=== EXERCISE AIM ===
Copy each line of the material below that includes the string "glass".

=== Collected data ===

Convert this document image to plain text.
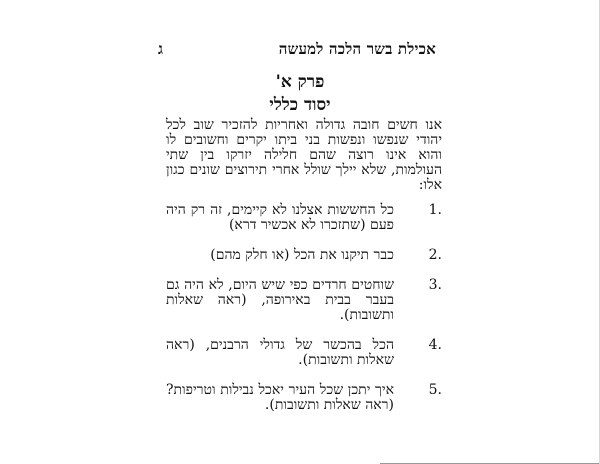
אכילת בשר הלכה למעשה
ג
פרק א'
יסוד כללי

אנו חשים חובה גדולה ואחריות להזכיר שוב לכל יהודי שנפשו ונפשות בני ביתו יקרים וחשובים לו והוא אינו רוצה שהם חלילה יזרקו בין שתי העולמות, שלא יילך שולל אחרי תירוצים שונים כגון אלו:

1.
כל החששות אצלנו לא קיימים, זה רק היה פעם (שתזכרו לא אכשיר דרא)
2.
כבר תיקנו את הכל (או חלק מהם)
3.
שוחטים חרדים כפי שיש היום, לא היה גם בעבר בבית באירופה, (ראה שאלות ותשובות).
4.
הכל בהכשר של גדולי הרבנים, (ראה שאלות ותשובות).
5.
איך יתכן שכל העיר יאכל נבילות וטריפות? (ראה שאלות ותשובות).
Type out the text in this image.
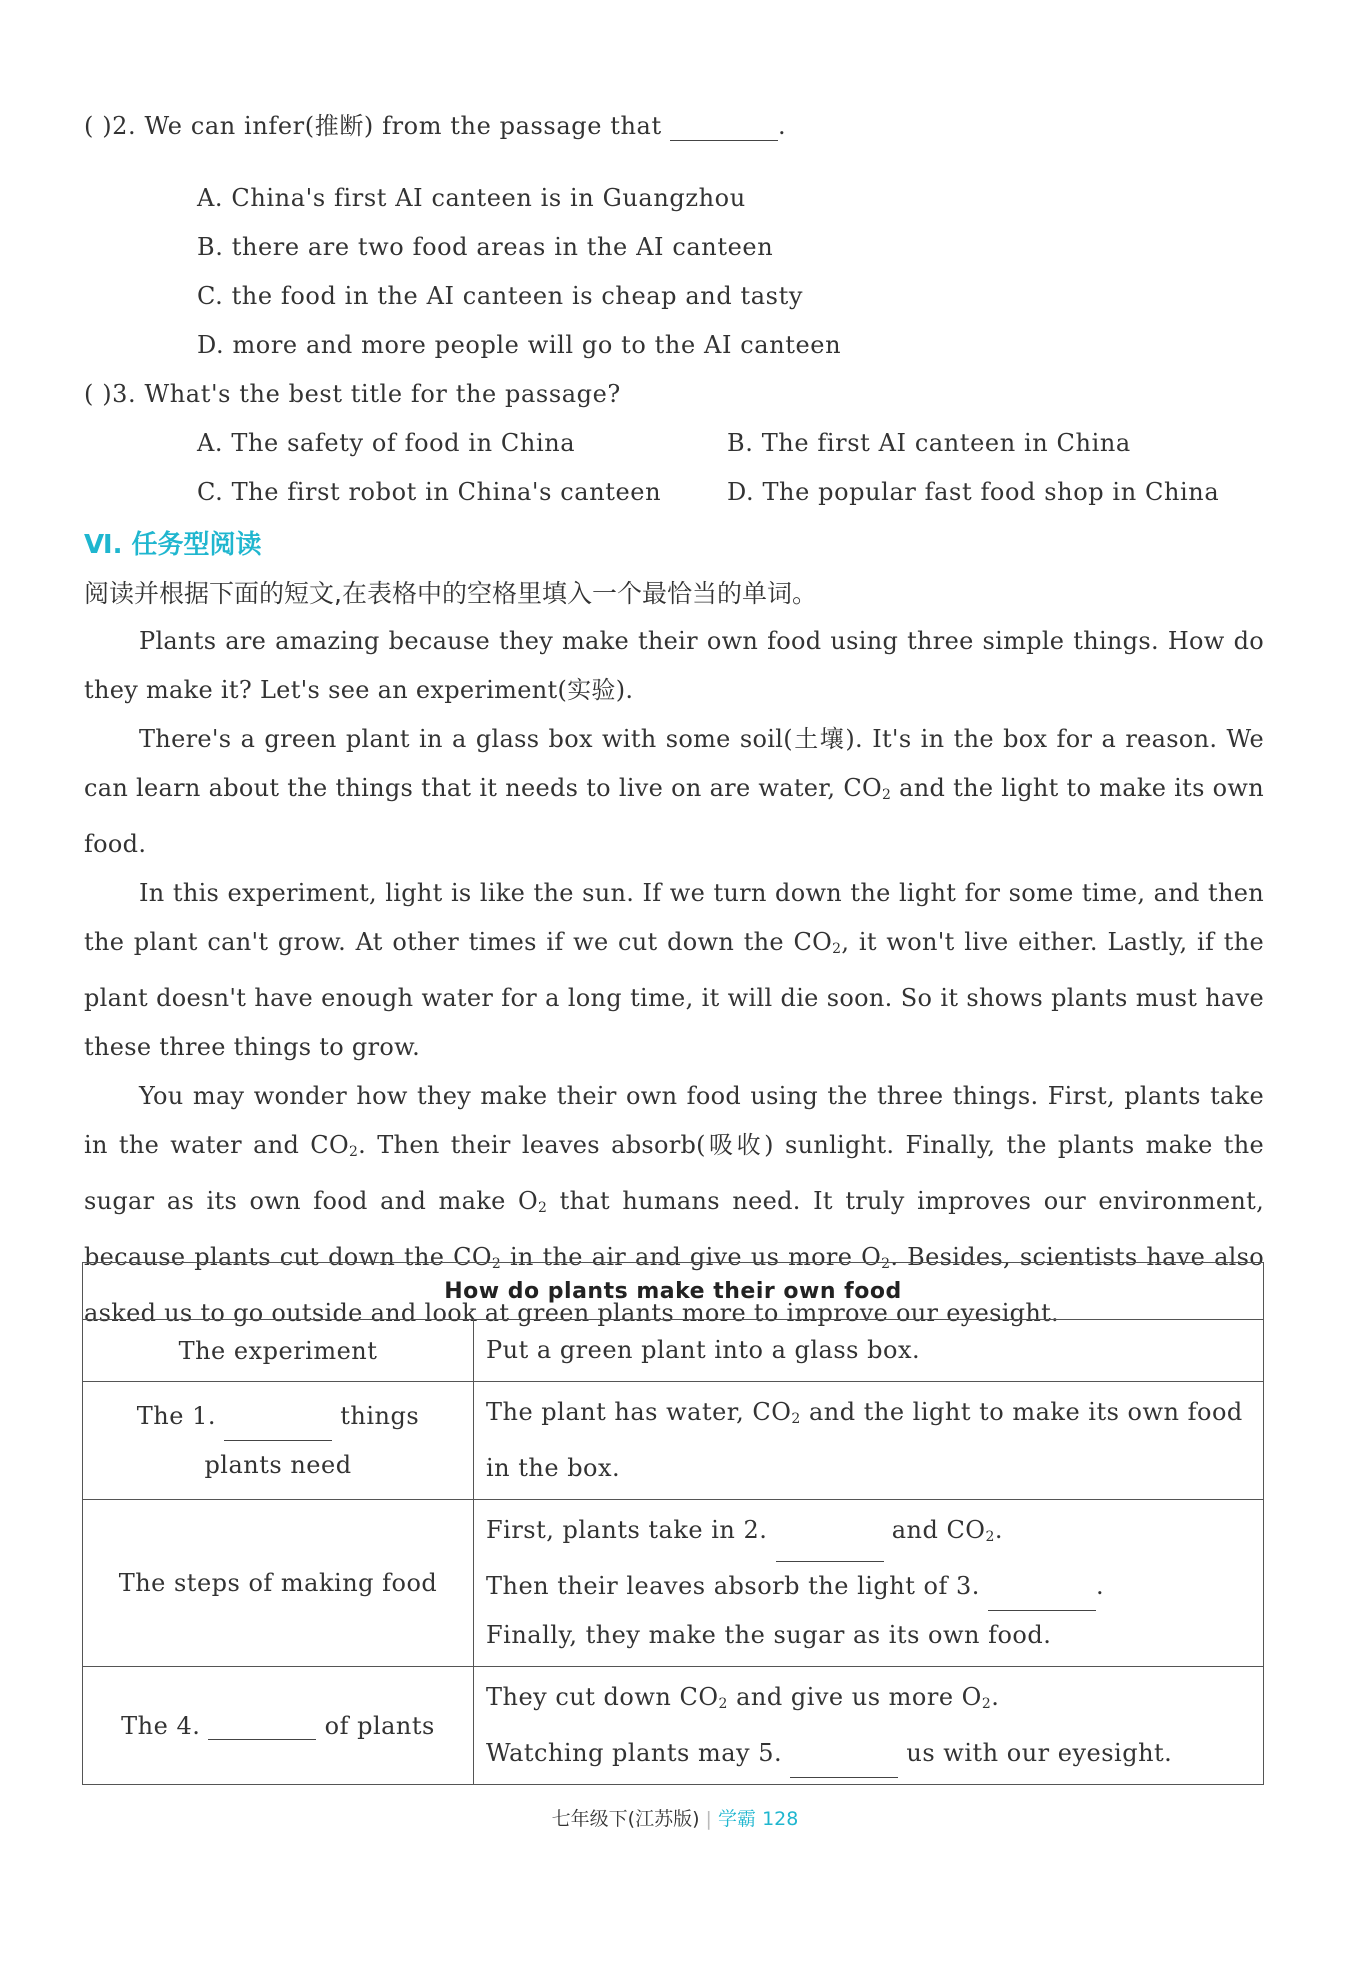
( )2. We can infer(推断) from the passage that	.
A. China's first AI canteen is in Guangzhou
B. there are two food areas in the AI canteen
C. the food in the AI canteen is cheap and tasty
D. more and more people will go to the AI canteen
( )3. What's the best title for the passage?
A. The safety of food in China	B. The first AI canteen in China
C. The first robot in China's canteen	D. The popular fast food shop in China
Ⅵ. 任务型阅读
阅读并根据下面的短文,在表格中的空格里填入一个最恰当的单词。

Plants are amazing because they make their own food using three simple things. How do they make it? Let's see an experiment(实验).

There's a green plant in a glass box with some soil(土壤). It's in the box for a reason. We can learn about the things that it needs to live on are water, $CO_2$ and the light to make its own food.

In this experiment, light is like the sun. If we turn down the light for some time, and then the plant can't grow. At other times if we cut down the $CO_2$, it won't live either. Lastly, if the plant doesn't have enough water for a long time, it will die soon. So it shows plants must have these three things to grow.

You may wonder how they make their own food using the three things. First, plants take in the water and $CO_2$. Then their leaves absorb(吸收) sunlight. Finally, the plants make the sugar as its own food and make $O_2$ that humans need. It truly improves our environment, because plants cut down the $CO_2$ in the air and give us more $O_2$. Besides, scientists have also asked us to go outside and look at green plants more to improve our eyesight.

How do plants make their own food	
The experiment	Put a green plant into a glass box.
The 1. things
plants need	The plant has water, $CO_2$ and the light to make its own food in the box.
The steps of making food	First, plants take in 2. and $CO_2$.
Then their leaves absorb the light of 3. .
Finally, they make the sugar as its own food.

The 4. of plants	They cut down $CO_2$ and give us more $O_2$.
Watching plants may 5. us with our eyesight.
七年级下(江苏版) | 学霸 128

=== ANSWER TO THIS PROBLEM ===
There's a green plant in a glass box with some soil(土壤). It's in the box for a reason. We can learn about the things that it needs to live on are water, $CO_2$ and the light to make its own food.
The experiment	Put a green plant into a glass box.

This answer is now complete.